### Stated goal:
Exclude the pictures and retype the entries as written.

### Dataset rows:

## start

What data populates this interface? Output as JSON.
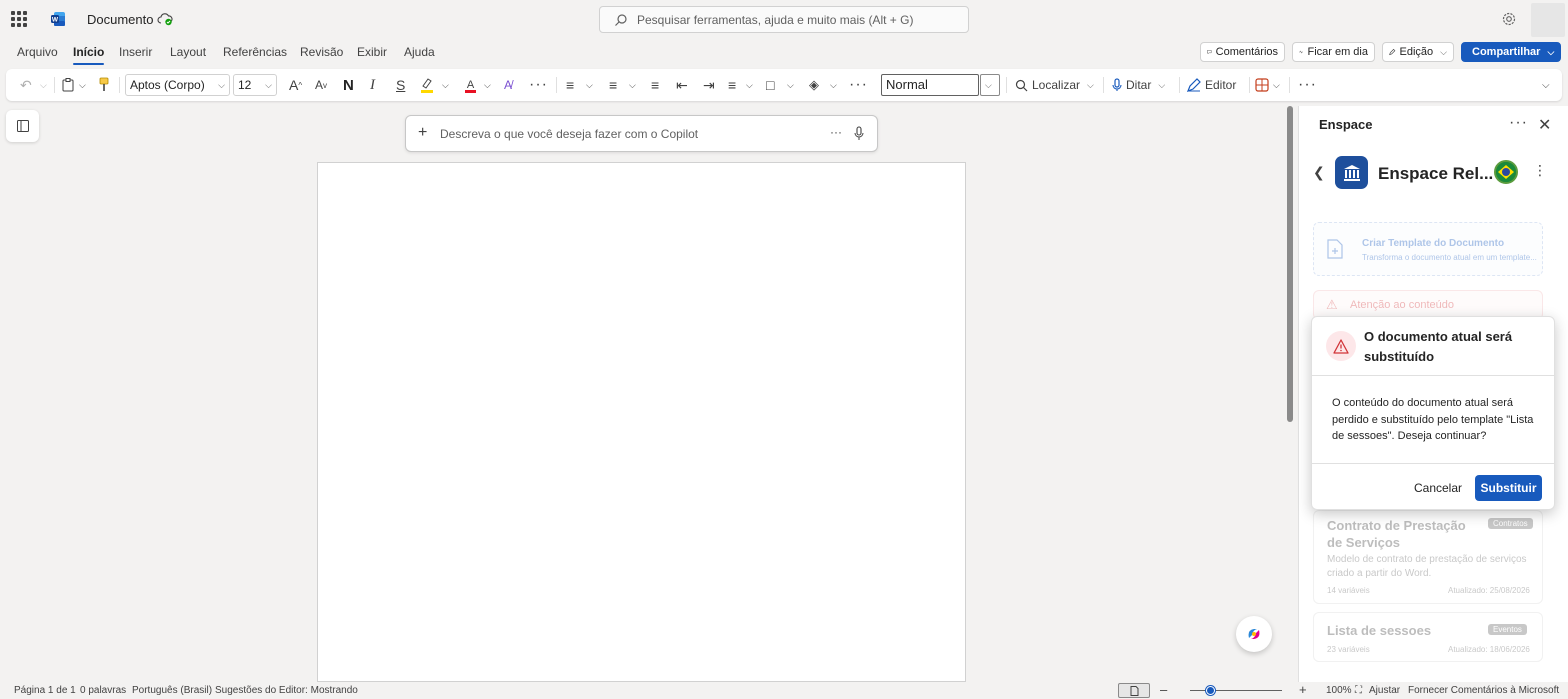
{
  "titlebar": {
    "doc_title": "Documento",
    "search_placeholder": "Pesquisar ferramentas, ajuda e muito mais (Alt + G)"
  },
  "menu": {
    "tabs": [
      "Arquivo",
      "Início",
      "Inserir",
      "Layout",
      "Referências",
      "Revisão",
      "Exibir",
      "Ajuda"
    ],
    "active_tab": "Início",
    "comments_label": "Comentários",
    "catchup_label": "Ficar em dia",
    "editing_label": "Edição",
    "share_label": "Compartilhar"
  },
  "ribbon": {
    "font_name": "Aptos (Corpo)",
    "font_size": "12",
    "bold_glyph": "N",
    "italic_glyph": "I",
    "strike_glyph": "S",
    "style_value": "Normal",
    "find_label": "Localizar",
    "dictate_label": "Ditar",
    "editor_label": "Editor"
  },
  "copilot": {
    "placeholder": "Descreva o que você deseja fazer com o Copilot"
  },
  "pane": {
    "title": "Enspace",
    "addin_name": "Enspace Rel...",
    "create_template_title": "Criar Template do Documento",
    "create_template_desc": "Transforma o documento atual em um template...",
    "warning_title": "Atenção ao conteúdo",
    "cards": [
      {
        "title": "Contrato de Prestação de Serviços",
        "badge": "Contratos",
        "desc": "Modelo de contrato de prestação de serviços criado a partir do Word.",
        "vars": "14 variáveis",
        "updated": "Atualizado: 25/08/2026"
      },
      {
        "title": "Lista de sessoes",
        "badge": "Eventos",
        "vars": "23 variáveis",
        "updated": "Atualizado: 18/06/2026"
      }
    ]
  },
  "dialog": {
    "title": "O documento atual será substituído",
    "body": "O conteúdo do documento atual será perdido e substituído pelo template \"Lista de sessoes\". Deseja continuar?",
    "cancel_label": "Cancelar",
    "confirm_label": "Substituir"
  },
  "status": {
    "page": "Página 1 de 1",
    "words": "0 palavras",
    "language": "Português (Brasil)",
    "editor_suggestions": "Sugestões do Editor: Mostrando",
    "zoom": "100%",
    "fit_label": "Ajustar",
    "feedback": "Fornecer Comentários à Microsoft"
  },
  "colors": {
    "accent": "#185abd",
    "warning": "#d13438",
    "addin_logo": "#1e4f9c"
  }
}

## end

### Result:
What data populates this interface? Output as JSON.
{
  "titlebar": {
    "doc_title": "Documento",
    "search_placeholder": "Pesquisar ferramentas, ajuda e muito mais (Alt + G)"
  },
  "menu": {
    "tabs": [
      "Arquivo",
      "Início",
      "Inserir",
      "Layout",
      "Referências",
      "Revisão",
      "Exibir",
      "Ajuda"
    ],
    "active_tab": "Início",
    "comments_label": "Comentários",
    "catchup_label": "Ficar em dia",
    "editing_label": "Edição",
    "share_label": "Compartilhar"
  },
  "ribbon": {
    "font_name": "Aptos (Corpo)",
    "font_size": "12",
    "bold_glyph": "N",
    "italic_glyph": "I",
    "strike_glyph": "S",
    "style_value": "Normal",
    "find_label": "Localizar",
    "dictate_label": "Ditar",
    "editor_label": "Editor"
  },
  "copilot": {
    "placeholder": "Descreva o que você deseja fazer com o Copilot"
  },
  "pane": {
    "title": "Enspace",
    "addin_name": "Enspace Rel...",
    "create_template_title": "Criar Template do Documento",
    "create_template_desc": "Transforma o documento atual em um template...",
    "warning_title": "Atenção ao conteúdo",
    "cards": [
      {
        "title": "Contrato de Prestação de Serviços",
        "badge": "Contratos",
        "desc": "Modelo de contrato de prestação de serviços criado a partir do Word.",
        "vars": "14 variáveis",
        "updated": "Atualizado: 25/08/2026"
      },
      {
        "title": "Lista de sessoes",
        "badge": "Eventos",
        "vars": "23 variáveis",
        "updated": "Atualizado: 18/06/2026"
      }
    ]
  },
  "dialog": {
    "title": "O documento atual será substituído",
    "body": "O conteúdo do documento atual será perdido e substituído pelo template \"Lista de sessoes\". Deseja continuar?",
    "cancel_label": "Cancelar",
    "confirm_label": "Substituir"
  },
  "status": {
    "page": "Página 1 de 1",
    "words": "0 palavras",
    "language": "Português (Brasil)",
    "editor_suggestions": "Sugestões do Editor: Mostrando",
    "zoom": "100%",
    "fit_label": "Ajustar",
    "feedback": "Fornecer Comentários à Microsoft"
  },
  "colors": {
    "accent": "#185abd",
    "warning": "#d13438",
    "addin_logo": "#1e4f9c"
  }
}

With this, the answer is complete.